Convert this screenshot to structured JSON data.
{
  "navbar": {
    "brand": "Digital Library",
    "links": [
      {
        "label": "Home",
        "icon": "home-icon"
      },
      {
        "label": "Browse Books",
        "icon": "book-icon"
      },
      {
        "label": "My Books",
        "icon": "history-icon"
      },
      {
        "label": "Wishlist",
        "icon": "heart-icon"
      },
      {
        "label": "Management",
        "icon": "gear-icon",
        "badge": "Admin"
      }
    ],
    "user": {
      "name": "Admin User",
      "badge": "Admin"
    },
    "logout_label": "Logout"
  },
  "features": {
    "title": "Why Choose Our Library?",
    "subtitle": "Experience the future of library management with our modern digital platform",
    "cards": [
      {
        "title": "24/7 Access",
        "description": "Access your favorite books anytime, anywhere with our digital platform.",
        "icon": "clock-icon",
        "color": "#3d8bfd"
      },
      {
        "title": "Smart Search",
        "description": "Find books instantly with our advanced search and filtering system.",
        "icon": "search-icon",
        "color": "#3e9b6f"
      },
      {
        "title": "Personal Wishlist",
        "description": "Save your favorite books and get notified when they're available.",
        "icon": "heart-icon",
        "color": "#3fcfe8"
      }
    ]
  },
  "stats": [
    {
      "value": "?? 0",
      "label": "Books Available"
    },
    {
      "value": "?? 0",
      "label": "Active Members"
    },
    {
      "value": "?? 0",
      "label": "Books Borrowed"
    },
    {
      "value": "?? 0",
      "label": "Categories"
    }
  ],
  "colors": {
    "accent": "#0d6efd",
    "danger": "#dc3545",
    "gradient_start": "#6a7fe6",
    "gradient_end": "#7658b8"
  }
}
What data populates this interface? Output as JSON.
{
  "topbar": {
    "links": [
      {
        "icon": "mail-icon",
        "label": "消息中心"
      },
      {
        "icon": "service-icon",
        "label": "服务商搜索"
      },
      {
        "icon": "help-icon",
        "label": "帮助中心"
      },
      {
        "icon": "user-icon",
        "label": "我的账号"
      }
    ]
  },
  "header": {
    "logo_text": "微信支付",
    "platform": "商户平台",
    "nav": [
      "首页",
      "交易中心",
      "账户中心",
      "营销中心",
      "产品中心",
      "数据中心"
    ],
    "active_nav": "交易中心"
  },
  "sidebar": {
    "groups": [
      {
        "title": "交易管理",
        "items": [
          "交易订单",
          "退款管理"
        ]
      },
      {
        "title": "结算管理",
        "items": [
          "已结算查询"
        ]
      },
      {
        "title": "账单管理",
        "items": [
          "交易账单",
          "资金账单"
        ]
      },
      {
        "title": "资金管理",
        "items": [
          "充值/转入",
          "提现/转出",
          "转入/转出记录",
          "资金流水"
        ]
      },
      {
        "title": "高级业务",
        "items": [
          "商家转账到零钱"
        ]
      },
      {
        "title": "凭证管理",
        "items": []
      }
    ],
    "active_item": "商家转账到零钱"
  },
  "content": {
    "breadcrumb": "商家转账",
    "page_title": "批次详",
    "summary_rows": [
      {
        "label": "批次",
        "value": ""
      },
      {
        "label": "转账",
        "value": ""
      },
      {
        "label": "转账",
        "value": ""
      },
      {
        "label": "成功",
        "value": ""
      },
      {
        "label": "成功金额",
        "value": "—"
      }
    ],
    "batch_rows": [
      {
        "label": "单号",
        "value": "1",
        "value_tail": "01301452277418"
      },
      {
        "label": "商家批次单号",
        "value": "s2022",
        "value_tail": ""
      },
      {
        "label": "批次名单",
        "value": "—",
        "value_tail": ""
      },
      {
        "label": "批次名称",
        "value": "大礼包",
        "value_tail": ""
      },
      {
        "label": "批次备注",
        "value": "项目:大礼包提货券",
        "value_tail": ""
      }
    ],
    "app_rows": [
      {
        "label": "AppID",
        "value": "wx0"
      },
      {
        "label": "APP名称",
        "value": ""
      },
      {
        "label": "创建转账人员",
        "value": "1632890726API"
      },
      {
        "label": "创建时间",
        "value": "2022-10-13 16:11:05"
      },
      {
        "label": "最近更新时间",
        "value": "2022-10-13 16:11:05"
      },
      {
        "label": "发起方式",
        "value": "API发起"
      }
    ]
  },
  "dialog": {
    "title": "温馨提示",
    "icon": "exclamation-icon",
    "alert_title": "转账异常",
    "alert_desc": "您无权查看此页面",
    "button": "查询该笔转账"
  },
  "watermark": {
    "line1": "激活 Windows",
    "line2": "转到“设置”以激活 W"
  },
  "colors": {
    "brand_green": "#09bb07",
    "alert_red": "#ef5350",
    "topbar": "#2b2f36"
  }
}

▶ _Aim of the exercise_
Write out the records shown above, exactly as they appear.

▶ _Exercise solution_
Convert this screenshot to structured JSON data.
{
  "navbar": {
    "brand": "Digital Library",
    "links": [
      {
        "label": "Home",
        "icon": "home-icon"
      },
      {
        "label": "Browse Books",
        "icon": "book-icon"
      },
      {
        "label": "My Books",
        "icon": "history-icon"
      },
      {
        "label": "Wishlist",
        "icon": "heart-icon"
      },
      {
        "label": "Management",
        "icon": "gear-icon",
        "badge": "Admin"
      }
    ],
    "user": {
      "name": "Admin User",
      "badge": "Admin"
    },
    "logout_label": "Logout"
  },
  "features": {
    "title": "Why Choose Our Library?",
    "subtitle": "Experience the future of library management with our modern digital platform",
    "cards": [
      {
        "title": "24/7 Access",
        "description": "Access your favorite books anytime, anywhere with our digital platform.",
        "icon": "clock-icon",
        "color": "#3d8bfd"
      },
      {
        "title": "Smart Search",
        "description": "Find books instantly with our advanced search and filtering system.",
        "icon": "search-icon",
        "color": "#3e9b6f"
      },
      {
        "title": "Personal Wishlist",
        "description": "Save your favorite books and get notified when they're available.",
        "icon": "heart-icon",
        "color": "#3fcfe8"
      }
    ]
  },
  "stats": [
    {
      "value": "?? 0",
      "label": "Books Available"
    },
    {
      "value": "?? 0",
      "label": "Active Members"
    },
    {
      "value": "?? 0",
      "label": "Books Borrowed"
    },
    {
      "value": "?? 0",
      "label": "Categories"
    }
  ],
  "colors": {
    "accent": "#0d6efd",
    "danger": "#dc3545",
    "gradient_start": "#6a7fe6",
    "gradient_end": "#7658b8"
  }
}
What data populates this interface? Output as JSON.
{
  "topbar": {
    "links": [
      {
        "icon": "mail-icon",
        "label": "消息中心"
      },
      {
        "icon": "service-icon",
        "label": "服务商搜索"
      },
      {
        "icon": "help-icon",
        "label": "帮助中心"
      },
      {
        "icon": "user-icon",
        "label": "我的账号"
      }
    ]
  },
  "header": {
    "logo_text": "微信支付",
    "platform": "商户平台",
    "nav": [
      "首页",
      "交易中心",
      "账户中心",
      "营销中心",
      "产品中心",
      "数据中心"
    ],
    "active_nav": "交易中心"
  },
  "sidebar": {
    "groups": [
      {
        "title": "交易管理",
        "items": [
          "交易订单",
          "退款管理"
        ]
      },
      {
        "title": "结算管理",
        "items": [
          "已结算查询"
        ]
      },
      {
        "title": "账单管理",
        "items": [
          "交易账单",
          "资金账单"
        ]
      },
      {
        "title": "资金管理",
        "items": [
          "充值/转入",
          "提现/转出",
          "转入/转出记录",
          "资金流水"
        ]
      },
      {
        "title": "高级业务",
        "items": [
          "商家转账到零钱"
        ]
      },
      {
        "title": "凭证管理",
        "items": []
      }
    ],
    "active_item": "商家转账到零钱"
  },
  "content": {
    "breadcrumb": "商家转账",
    "page_title": "批次详",
    "summary_rows": [
      {
        "label": "批次",
        "value": ""
      },
      {
        "label": "转账",
        "value": ""
      },
      {
        "label": "转账",
        "value": ""
      },
      {
        "label": "成功",
        "value": ""
      },
      {
        "label": "成功金额",
        "value": "—"
      }
    ],
    "batch_rows": [
      {
        "label": "单号",
        "value": "1",
        "value_tail": "01301452277418"
      },
      {
        "label": "商家批次单号",
        "value": "s2022",
        "value_tail": ""
      },
      {
        "label": "批次名单",
        "value": "—",
        "value_tail": ""
      },
      {
        "label": "批次名称",
        "value": "大礼包",
        "value_tail": ""
      },
      {
        "label": "批次备注",
        "value": "项目:大礼包提货券",
        "value_tail": ""
      }
    ],
    "app_rows": [
      {
        "label": "AppID",
        "value": "wx0"
      },
      {
        "label": "APP名称",
        "value": ""
      },
      {
        "label": "创建转账人员",
        "value": "1632890726API"
      },
      {
        "label": "创建时间",
        "value": "2022-10-13 16:11:05"
      },
      {
        "label": "最近更新时间",
        "value": "2022-10-13 16:11:05"
      },
      {
        "label": "发起方式",
        "value": "API发起"
      }
    ]
  },
  "dialog": {
    "title": "温馨提示",
    "icon": "exclamation-icon",
    "alert_title": "转账异常",
    "alert_desc": "您无权查看此页面",
    "button": "查询该笔转账"
  },
  "watermark": {
    "line1": "激活 Windows",
    "line2": "转到“设置”以激活 W"
  },
  "colors": {
    "brand_green": "#09bb07",
    "alert_red": "#ef5350",
    "topbar": "#2b2f36"
  }
}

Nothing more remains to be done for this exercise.